Find the lines holding the word "color" and collect them.

+ + + + + + +

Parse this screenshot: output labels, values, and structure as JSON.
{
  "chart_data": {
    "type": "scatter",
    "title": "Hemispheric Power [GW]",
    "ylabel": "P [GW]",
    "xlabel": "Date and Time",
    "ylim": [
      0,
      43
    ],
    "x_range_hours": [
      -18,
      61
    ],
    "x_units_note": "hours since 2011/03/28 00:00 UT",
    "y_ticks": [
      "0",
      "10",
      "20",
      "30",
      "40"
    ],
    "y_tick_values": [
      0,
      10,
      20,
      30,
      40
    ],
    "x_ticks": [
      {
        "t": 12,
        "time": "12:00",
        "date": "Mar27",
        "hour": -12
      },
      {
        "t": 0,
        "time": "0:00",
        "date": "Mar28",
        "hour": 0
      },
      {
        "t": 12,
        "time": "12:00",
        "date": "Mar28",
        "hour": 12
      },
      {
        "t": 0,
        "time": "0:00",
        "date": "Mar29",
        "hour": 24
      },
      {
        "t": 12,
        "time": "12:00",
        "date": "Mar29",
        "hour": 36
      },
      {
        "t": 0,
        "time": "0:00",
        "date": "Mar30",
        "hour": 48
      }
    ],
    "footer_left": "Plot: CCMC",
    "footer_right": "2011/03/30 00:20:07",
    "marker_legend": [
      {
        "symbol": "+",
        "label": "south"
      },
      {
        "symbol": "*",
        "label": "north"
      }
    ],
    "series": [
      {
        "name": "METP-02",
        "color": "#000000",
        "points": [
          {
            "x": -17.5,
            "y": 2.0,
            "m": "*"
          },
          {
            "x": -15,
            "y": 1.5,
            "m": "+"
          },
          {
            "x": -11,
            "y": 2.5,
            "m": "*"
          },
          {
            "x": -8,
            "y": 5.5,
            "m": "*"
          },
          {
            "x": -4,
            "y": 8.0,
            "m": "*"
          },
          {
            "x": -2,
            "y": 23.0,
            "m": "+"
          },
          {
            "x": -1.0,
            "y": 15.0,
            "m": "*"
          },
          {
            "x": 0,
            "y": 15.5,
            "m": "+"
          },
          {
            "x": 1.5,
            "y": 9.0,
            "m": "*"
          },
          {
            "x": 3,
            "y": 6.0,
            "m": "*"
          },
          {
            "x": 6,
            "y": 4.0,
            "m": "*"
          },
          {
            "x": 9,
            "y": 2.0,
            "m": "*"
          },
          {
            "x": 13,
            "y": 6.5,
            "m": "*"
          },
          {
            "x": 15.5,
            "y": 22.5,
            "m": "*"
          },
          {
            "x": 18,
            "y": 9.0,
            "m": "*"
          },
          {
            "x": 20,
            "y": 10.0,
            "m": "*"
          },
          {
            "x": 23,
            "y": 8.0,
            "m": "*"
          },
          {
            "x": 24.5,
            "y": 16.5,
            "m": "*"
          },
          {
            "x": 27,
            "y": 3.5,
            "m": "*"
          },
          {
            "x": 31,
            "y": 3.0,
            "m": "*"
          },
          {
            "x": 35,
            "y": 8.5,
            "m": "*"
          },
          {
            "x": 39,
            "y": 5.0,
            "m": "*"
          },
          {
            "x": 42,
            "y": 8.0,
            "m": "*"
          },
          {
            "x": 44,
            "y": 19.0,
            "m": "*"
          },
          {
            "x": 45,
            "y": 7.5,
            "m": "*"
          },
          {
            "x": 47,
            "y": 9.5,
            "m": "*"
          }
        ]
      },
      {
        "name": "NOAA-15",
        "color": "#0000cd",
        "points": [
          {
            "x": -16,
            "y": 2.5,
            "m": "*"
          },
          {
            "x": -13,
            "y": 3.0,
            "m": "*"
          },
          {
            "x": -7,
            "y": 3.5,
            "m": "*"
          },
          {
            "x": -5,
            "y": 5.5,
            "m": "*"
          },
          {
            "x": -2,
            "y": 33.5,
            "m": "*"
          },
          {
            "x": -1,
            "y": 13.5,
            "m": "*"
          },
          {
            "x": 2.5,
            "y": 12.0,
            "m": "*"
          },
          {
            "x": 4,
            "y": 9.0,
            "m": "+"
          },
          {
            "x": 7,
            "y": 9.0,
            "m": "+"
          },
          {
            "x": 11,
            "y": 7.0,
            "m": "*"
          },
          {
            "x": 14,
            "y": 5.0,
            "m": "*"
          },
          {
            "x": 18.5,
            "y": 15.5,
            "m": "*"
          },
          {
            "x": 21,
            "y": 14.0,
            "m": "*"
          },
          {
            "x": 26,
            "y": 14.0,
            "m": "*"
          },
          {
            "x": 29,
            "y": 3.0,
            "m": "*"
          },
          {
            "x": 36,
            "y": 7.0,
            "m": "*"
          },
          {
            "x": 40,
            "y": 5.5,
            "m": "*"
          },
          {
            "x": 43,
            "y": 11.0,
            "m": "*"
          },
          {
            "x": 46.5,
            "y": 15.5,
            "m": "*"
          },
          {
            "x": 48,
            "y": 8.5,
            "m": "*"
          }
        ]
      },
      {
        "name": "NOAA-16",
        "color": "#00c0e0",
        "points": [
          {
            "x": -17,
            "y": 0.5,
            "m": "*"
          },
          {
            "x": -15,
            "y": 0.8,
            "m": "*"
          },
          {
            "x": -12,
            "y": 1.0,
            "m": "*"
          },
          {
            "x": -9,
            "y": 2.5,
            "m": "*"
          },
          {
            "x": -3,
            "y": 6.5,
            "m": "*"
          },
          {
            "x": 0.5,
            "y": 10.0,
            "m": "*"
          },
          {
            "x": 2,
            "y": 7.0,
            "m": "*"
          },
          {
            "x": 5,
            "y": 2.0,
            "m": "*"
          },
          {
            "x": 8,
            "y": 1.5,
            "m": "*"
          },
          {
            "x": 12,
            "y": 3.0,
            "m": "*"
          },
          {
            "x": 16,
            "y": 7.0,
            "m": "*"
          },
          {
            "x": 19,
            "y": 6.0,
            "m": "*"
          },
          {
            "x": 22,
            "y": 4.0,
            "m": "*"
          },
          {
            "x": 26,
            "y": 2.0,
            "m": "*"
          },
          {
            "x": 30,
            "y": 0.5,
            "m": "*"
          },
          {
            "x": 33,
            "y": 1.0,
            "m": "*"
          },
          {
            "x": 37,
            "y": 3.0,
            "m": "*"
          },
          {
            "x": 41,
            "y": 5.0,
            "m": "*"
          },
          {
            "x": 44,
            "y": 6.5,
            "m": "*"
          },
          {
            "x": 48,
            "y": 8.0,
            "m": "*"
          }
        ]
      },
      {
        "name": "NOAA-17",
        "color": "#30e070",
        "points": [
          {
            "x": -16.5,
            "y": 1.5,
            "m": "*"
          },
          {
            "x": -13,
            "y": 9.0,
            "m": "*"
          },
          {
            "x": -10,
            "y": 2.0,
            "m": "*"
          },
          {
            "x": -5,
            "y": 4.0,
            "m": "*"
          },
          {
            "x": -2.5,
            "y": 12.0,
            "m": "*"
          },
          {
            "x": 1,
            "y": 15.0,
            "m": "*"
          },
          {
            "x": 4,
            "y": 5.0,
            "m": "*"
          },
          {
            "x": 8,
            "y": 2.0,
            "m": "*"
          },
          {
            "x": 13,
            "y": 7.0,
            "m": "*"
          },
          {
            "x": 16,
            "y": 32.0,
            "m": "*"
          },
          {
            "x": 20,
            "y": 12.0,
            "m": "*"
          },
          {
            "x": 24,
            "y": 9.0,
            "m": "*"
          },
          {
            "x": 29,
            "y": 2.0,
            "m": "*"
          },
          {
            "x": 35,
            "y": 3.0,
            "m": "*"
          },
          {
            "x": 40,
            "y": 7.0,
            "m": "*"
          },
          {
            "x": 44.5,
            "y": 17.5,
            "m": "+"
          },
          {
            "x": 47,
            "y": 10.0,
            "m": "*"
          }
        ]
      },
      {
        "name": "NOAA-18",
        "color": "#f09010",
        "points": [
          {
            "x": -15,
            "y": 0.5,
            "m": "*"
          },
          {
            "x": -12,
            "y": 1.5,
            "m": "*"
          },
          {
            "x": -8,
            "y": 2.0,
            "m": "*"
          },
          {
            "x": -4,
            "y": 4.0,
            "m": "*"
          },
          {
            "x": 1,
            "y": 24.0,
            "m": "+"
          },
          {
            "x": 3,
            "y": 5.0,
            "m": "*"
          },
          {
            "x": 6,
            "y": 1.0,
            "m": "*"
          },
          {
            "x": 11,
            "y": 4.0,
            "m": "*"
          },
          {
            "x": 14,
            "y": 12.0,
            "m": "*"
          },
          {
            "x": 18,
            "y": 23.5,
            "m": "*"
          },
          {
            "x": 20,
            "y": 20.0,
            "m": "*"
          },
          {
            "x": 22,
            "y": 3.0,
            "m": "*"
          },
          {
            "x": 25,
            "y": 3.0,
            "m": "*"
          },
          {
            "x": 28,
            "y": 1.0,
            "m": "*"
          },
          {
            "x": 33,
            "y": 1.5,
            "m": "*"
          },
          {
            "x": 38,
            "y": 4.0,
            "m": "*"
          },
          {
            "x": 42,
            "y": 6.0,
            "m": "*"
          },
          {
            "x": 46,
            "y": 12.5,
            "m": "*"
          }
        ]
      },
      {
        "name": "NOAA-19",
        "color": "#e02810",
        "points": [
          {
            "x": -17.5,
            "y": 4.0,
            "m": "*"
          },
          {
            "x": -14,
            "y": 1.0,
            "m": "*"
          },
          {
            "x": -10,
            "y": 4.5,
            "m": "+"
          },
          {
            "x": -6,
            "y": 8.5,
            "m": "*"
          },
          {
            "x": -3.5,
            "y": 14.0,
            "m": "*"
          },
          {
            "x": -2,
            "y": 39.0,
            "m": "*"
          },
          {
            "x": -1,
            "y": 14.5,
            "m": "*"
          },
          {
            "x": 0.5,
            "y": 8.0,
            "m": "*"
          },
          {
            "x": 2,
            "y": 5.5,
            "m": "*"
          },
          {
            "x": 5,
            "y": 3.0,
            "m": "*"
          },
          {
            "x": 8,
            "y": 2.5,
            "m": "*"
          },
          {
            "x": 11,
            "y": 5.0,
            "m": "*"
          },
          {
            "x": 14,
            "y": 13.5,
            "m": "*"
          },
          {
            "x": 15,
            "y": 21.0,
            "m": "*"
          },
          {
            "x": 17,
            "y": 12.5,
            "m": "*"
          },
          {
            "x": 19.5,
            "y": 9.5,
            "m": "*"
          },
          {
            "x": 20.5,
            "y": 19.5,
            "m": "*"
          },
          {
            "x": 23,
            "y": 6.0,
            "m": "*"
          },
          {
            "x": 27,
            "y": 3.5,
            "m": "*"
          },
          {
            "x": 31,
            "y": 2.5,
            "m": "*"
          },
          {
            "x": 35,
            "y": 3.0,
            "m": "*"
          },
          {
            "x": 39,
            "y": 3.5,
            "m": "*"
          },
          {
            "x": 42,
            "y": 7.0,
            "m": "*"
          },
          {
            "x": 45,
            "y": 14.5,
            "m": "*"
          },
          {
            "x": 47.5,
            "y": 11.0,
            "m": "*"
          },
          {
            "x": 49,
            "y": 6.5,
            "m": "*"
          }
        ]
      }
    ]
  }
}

+ + + + + + +

## Result
        "color": "#000000",
        "color": "#0000cd",
        "color": "#00c0e0",
        "color": "#30e070",
        "color": "#f09010",
        "color": "#e02810",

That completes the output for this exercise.